# 本文:
ペロタン東京 (六本木6-6-9 ピラミデ1F・2F)

フランス・パリと韓国・ソウルを拠点に活動するアーティスト、リー・ベー(李英培)の個展がペロタン東京で開催中。
「炭のアーティスト」として知られるリーは、30年にわたり炭がもつ多様な側面や性質を探求し、絵画や彫刻を手がけてきた。本展では、墨筆の運びをもとにブロンズで起こした彫刻作品シリーズ《Brushstrokes》や映像作品、絵画など、リーの表現の幅広さをうかがうことができる。
会場に入ると、さまざまな形の黒くダイナミックな彫刻群が並ぶ。ぱっと見た感じでは墨の塊に見え、その形状から一見軽やかにも見えるが、近づいてよく見ると重厚なブロンズの質感が感じられ、第一印象とのギャップに驚く。
地球から生えているように立ち上がるものもあれば、天井から連なるように吊るされているもの、Qの字を描きながら舞い上がるように見えるものまで、全てリーの墨を用いて描いた線から生み出されている。平面的な絵画を立体的な立体彫刻に変換するという、卓越した技術を必要とする表現をその作品のように軽やかに実現しているのだ。
会場の2号室では、韓国で撮影した映像作品を観ることができる。

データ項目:
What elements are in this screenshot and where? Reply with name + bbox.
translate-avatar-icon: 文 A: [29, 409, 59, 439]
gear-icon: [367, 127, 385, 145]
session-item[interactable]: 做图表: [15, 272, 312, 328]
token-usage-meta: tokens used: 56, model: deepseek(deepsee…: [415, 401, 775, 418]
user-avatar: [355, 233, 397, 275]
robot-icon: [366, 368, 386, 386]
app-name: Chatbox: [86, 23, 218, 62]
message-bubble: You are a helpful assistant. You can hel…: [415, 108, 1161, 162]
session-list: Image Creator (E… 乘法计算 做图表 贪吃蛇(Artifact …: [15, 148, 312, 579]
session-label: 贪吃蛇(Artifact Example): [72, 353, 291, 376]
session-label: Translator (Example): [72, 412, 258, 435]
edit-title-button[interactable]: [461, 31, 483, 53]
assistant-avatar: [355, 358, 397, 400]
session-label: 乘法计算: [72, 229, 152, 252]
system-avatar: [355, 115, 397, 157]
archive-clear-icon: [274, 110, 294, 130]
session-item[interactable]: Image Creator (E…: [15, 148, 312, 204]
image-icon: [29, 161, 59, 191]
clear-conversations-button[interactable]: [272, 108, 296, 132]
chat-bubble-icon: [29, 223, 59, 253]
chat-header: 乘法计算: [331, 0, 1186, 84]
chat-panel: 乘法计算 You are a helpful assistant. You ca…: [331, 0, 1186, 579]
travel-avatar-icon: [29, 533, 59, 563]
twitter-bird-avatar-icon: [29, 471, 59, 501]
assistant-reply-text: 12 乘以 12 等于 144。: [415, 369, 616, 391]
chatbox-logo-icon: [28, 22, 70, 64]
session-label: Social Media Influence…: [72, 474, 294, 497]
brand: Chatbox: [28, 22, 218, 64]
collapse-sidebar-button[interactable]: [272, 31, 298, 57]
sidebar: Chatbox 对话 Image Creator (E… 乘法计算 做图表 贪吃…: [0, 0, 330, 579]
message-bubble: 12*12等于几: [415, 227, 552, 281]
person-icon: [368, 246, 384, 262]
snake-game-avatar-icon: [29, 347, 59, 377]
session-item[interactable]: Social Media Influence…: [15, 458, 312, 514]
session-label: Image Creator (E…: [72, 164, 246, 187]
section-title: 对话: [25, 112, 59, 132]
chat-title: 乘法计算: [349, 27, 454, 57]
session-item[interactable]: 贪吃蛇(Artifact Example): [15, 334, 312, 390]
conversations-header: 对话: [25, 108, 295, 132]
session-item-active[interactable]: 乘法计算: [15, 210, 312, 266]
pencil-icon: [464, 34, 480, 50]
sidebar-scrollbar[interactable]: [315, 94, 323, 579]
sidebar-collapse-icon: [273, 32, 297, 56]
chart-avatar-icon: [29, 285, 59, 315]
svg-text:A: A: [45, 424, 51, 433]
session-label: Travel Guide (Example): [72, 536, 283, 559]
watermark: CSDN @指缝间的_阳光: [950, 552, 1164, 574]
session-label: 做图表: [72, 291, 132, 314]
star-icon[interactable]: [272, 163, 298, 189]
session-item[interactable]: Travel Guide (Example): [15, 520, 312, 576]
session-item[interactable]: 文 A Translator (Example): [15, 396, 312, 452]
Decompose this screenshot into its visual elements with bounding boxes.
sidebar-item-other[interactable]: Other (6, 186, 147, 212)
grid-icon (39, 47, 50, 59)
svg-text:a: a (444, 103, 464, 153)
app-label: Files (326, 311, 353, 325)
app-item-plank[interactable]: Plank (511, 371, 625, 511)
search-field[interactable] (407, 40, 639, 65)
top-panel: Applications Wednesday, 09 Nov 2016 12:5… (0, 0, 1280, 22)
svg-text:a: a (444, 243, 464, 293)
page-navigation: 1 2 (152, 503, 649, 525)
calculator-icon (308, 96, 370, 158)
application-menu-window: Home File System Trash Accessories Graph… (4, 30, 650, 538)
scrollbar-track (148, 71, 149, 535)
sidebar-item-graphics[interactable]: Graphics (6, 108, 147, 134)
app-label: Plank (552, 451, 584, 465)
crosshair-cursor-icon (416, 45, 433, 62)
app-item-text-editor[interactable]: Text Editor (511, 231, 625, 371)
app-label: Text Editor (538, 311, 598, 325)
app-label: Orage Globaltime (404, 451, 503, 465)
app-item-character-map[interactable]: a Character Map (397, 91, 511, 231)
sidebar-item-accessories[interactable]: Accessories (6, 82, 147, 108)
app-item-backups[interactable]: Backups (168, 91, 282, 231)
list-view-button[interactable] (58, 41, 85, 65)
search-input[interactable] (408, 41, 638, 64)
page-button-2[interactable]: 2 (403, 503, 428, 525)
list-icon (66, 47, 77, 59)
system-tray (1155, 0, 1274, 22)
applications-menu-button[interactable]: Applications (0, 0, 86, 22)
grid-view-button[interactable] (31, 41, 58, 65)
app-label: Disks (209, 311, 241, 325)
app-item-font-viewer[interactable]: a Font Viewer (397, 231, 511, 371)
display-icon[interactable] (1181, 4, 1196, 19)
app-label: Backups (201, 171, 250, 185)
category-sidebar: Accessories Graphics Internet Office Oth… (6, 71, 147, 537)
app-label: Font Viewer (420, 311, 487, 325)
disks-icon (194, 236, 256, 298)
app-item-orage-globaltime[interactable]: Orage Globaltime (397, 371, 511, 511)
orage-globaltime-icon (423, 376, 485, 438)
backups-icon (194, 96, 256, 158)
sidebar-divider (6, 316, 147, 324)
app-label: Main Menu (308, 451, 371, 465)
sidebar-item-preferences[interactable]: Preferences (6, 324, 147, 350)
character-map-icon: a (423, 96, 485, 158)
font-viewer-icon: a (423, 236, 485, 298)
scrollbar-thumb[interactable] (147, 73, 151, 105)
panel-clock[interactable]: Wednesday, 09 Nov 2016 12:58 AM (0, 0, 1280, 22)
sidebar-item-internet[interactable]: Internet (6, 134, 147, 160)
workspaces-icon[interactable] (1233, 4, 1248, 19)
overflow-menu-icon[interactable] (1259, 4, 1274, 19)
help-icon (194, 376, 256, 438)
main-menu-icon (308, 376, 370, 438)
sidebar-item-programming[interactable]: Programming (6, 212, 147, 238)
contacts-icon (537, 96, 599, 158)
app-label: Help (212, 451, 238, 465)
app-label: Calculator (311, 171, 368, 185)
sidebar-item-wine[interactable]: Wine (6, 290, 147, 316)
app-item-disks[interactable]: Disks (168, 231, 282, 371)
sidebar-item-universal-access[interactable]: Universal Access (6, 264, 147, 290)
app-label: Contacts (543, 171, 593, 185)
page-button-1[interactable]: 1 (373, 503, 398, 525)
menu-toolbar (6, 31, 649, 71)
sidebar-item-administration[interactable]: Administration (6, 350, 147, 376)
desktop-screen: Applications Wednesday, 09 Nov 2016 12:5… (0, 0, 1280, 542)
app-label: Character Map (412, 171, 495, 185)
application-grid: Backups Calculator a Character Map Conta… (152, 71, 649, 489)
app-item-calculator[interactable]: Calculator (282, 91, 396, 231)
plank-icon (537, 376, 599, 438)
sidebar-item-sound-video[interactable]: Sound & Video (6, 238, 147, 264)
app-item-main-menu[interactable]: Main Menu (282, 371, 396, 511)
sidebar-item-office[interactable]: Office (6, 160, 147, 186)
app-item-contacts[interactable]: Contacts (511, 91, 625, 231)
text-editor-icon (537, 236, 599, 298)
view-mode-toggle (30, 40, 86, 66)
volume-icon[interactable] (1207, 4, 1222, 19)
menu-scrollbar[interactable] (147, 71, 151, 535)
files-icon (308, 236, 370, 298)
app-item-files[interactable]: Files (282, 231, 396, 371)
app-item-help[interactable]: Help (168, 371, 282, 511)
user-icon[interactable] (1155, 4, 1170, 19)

# 課題:
a – 個展の紹介文によると、リーは何年にわたって炭を探求してきましたか。
b – 個展の紹介文を、最後の文の続きから書き進めてください。

# 解答:
a – 30年にわたって探求してきました。

b –
稲田を舞台に、田植えに先立って行われる土ならしの儀をリー自身が行うパフォーマンスの映像は、ゆっくりとした連続性のある動きとあたりの静けさ、田園地帯の風景で、観る者を瞑想的な世界へと誘う。あたり一帯を肥やしていく、その一挙手一投足がカンバスに向かうリーの身振りと響き合っているようだ。
一番奥の3号室には、2.5メートルほどの大きな絵画作品が展示されており、その迫力に圧倒される。チャコールインクで線を描くダイナミックな作品を通して、リーは自らの動きを時間を記録しているのだ。
外のエレベーターを上がった2階のサロンにも、リーの絵画作品が14点ほど展示されている。チャコールインクで紙に描いた3号室の作品に近いものもあれば、カンバスに墨とオイルパステルを用いて描いたもの、カンバスに墨のみで描いたものなど、多様な表現を観ることができる。
【会期】LEE BAE「The in-between」11月5日(水)〜12月27日(土)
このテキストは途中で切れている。